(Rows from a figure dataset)

** begin **

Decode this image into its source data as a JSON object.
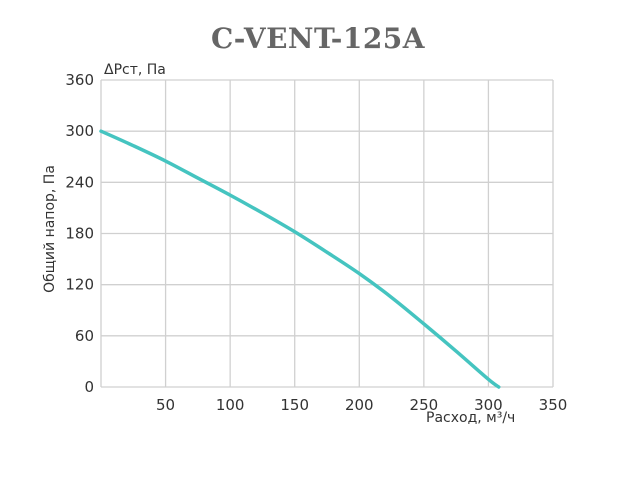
{
  "chart_data": {
    "type": "line",
    "title": "C-VENT-125A",
    "ylabel": "Общий напор, Па",
    "ylabel_top": "ΔPст, Па",
    "xlabel": "Расход, м³/ч",
    "xlim": [
      0,
      350
    ],
    "ylim": [
      0,
      360
    ],
    "x_ticks": [
      50,
      100,
      150,
      200,
      250,
      300,
      350
    ],
    "y_ticks": [
      0,
      60,
      120,
      180,
      240,
      300,
      360
    ],
    "grid": true,
    "series": [
      {
        "color": "#45c4c0",
        "x": [
          0,
          25,
          50,
          75,
          100,
          125,
          150,
          175,
          200,
          225,
          250,
          275,
          300,
          308
        ],
        "y": [
          300,
          283,
          265,
          245,
          225,
          204,
          182,
          158,
          133,
          105,
          74,
          42,
          9,
          0
        ]
      }
    ]
  }
}
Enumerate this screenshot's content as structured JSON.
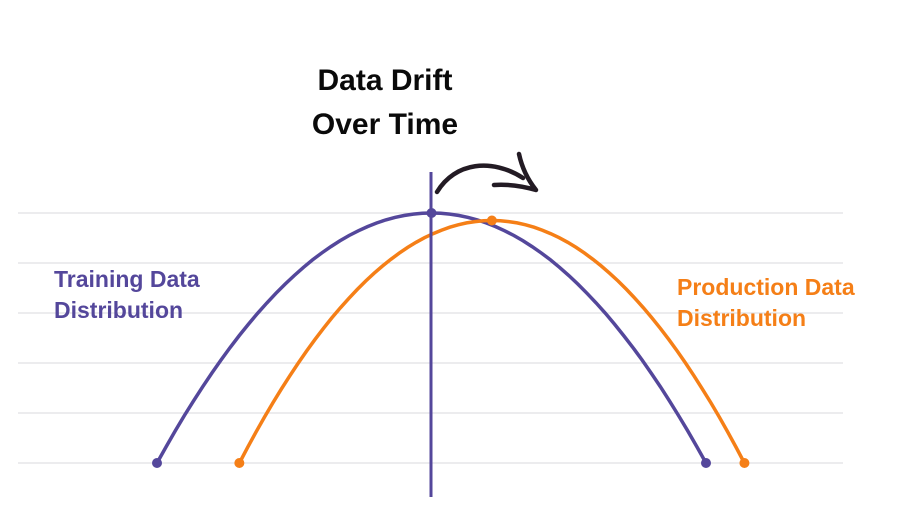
{
  "diagram": {
    "title_line1": "Data Drift",
    "title_line2": "Over Time",
    "training": {
      "label_line1": "Training Data",
      "label_line2": "Distribution",
      "color": "#54479b"
    },
    "production": {
      "label_line1": "Production Data",
      "label_line2": "Distribution",
      "color": "#f57f17"
    },
    "marker_color": "#54479b",
    "arrow_color": "#231b24",
    "grid_color": "#d9d9de",
    "title_color": "#0a0a0a"
  },
  "chart_data": {
    "type": "line",
    "title": "Data Drift Over Time",
    "xlabel": "",
    "ylabel": "",
    "ylim": [
      0,
      5
    ],
    "grid": true,
    "series": [
      {
        "name": "Training Data Distribution",
        "x": [
          -0.5,
          0.0,
          0.5
        ],
        "y": [
          0,
          5,
          0
        ]
      },
      {
        "name": "Production Data Distribution",
        "x": [
          -0.35,
          0.11,
          0.57
        ],
        "y": [
          0,
          4.85,
          0
        ]
      }
    ]
  }
}
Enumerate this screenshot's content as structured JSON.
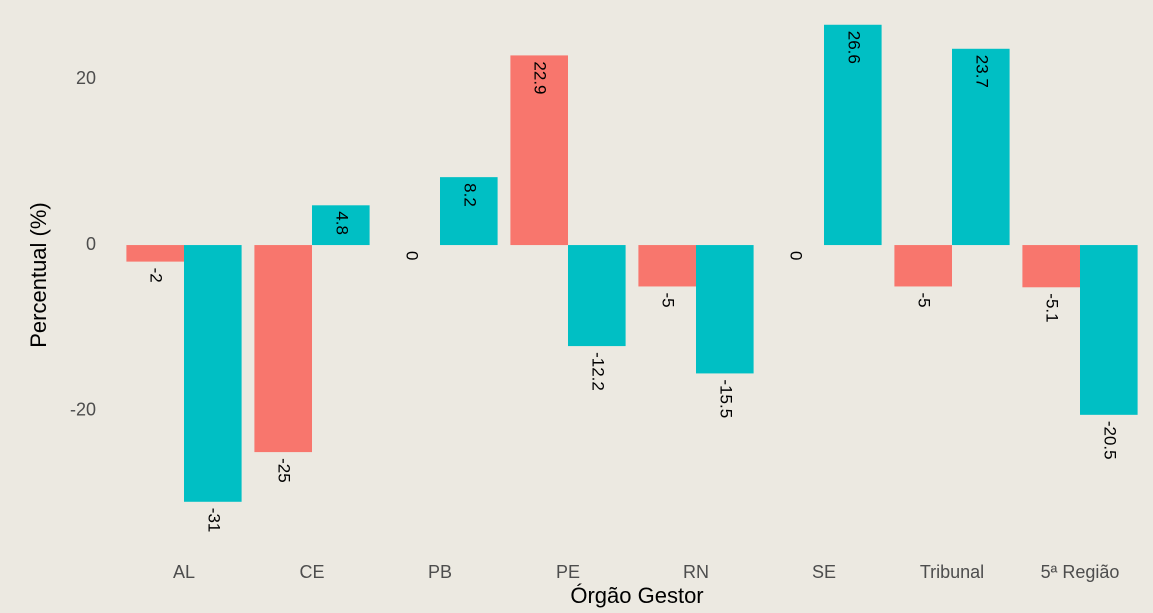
{
  "chart_data": {
    "type": "bar",
    "x_label": "Órgão Gestor",
    "y_label": "Percentual (%)",
    "categories": [
      "AL",
      "CE",
      "PB",
      "PE",
      "RN",
      "SE",
      "Tribunal",
      "5ª Região"
    ],
    "series": [
      {
        "color": "#f8766d",
        "values": [
          -2,
          -25,
          0,
          22.9,
          -5,
          0,
          -5,
          -5.1
        ]
      },
      {
        "color": "#00bfc4",
        "values": [
          -31,
          4.8,
          8.2,
          -12.2,
          -15.5,
          26.6,
          23.7,
          -20.5
        ]
      }
    ],
    "ylim": [
      -33.2,
      27.9
    ],
    "yticks": [
      -20,
      0,
      20
    ],
    "grid": false
  }
}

** end **

* Work required: The records above should be reproduced exactly, with no pictures included.

* Answer to the exercise:
Decode this image into its source data as a JSON object.
{
  "chart_data": {
    "type": "line",
    "title": "C-VENT-125A",
    "ylabel": "Общий напор, Па",
    "ylabel_top": "ΔPст, Па",
    "xlabel": "Расход, м³/ч",
    "xlim": [
      0,
      350
    ],
    "ylim": [
      0,
      360
    ],
    "x_ticks": [
      50,
      100,
      150,
      200,
      250,
      300,
      350
    ],
    "y_ticks": [
      0,
      60,
      120,
      180,
      240,
      300,
      360
    ],
    "grid": true,
    "series": [
      {
        "color": "#45c4c0",
        "x": [
          0,
          25,
          50,
          75,
          100,
          125,
          150,
          175,
          200,
          225,
          250,
          275,
          300,
          308
        ],
        "y": [
          300,
          283,
          265,
          245,
          225,
          204,
          182,
          158,
          133,
          105,
          74,
          42,
          9,
          0
        ]
      }
    ]
  }
}
Enumerate this screenshot's content as structured JSON.
{
  "diagram": {
    "title_line1": "Data Drift",
    "title_line2": "Over Time",
    "training": {
      "label_line1": "Training Data",
      "label_line2": "Distribution",
      "color": "#54479b"
    },
    "production": {
      "label_line1": "Production Data",
      "label_line2": "Distribution",
      "color": "#f57f17"
    },
    "marker_color": "#54479b",
    "arrow_color": "#231b24",
    "grid_color": "#d9d9de",
    "title_color": "#0a0a0a"
  },
  "chart_data": {
    "type": "line",
    "title": "Data Drift Over Time",
    "xlabel": "",
    "ylabel": "",
    "ylim": [
      0,
      5
    ],
    "grid": true,
    "series": [
      {
        "name": "Training Data Distribution",
        "x": [
          -0.5,
          0.0,
          0.5
        ],
        "y": [
          0,
          5,
          0
        ]
      },
      {
        "name": "Production Data Distribution",
        "x": [
          -0.35,
          0.11,
          0.57
        ],
        "y": [
          0,
          4.85,
          0
        ]
      }
    ]
  }
}
Enumerate this screenshot's content as structured JSON.
{
  "chart_data": {
    "type": "bar",
    "x_label": "Órgão Gestor",
    "y_label": "Percentual (%)",
    "categories": [
      "AL",
      "CE",
      "PB",
      "PE",
      "RN",
      "SE",
      "Tribunal",
      "5ª Região"
    ],
    "series": [
      {
        "color": "#f8766d",
        "values": [
          -2,
          -25,
          0,
          22.9,
          -5,
          0,
          -5,
          -5.1
        ]
      },
      {
        "color": "#00bfc4",
        "values": [
          -31,
          4.8,
          8.2,
          -12.2,
          -15.5,
          26.6,
          23.7,
          -20.5
        ]
      }
    ],
    "ylim": [
      -33.2,
      27.9
    ],
    "yticks": [
      -20,
      0,
      20
    ],
    "grid": false
  }
}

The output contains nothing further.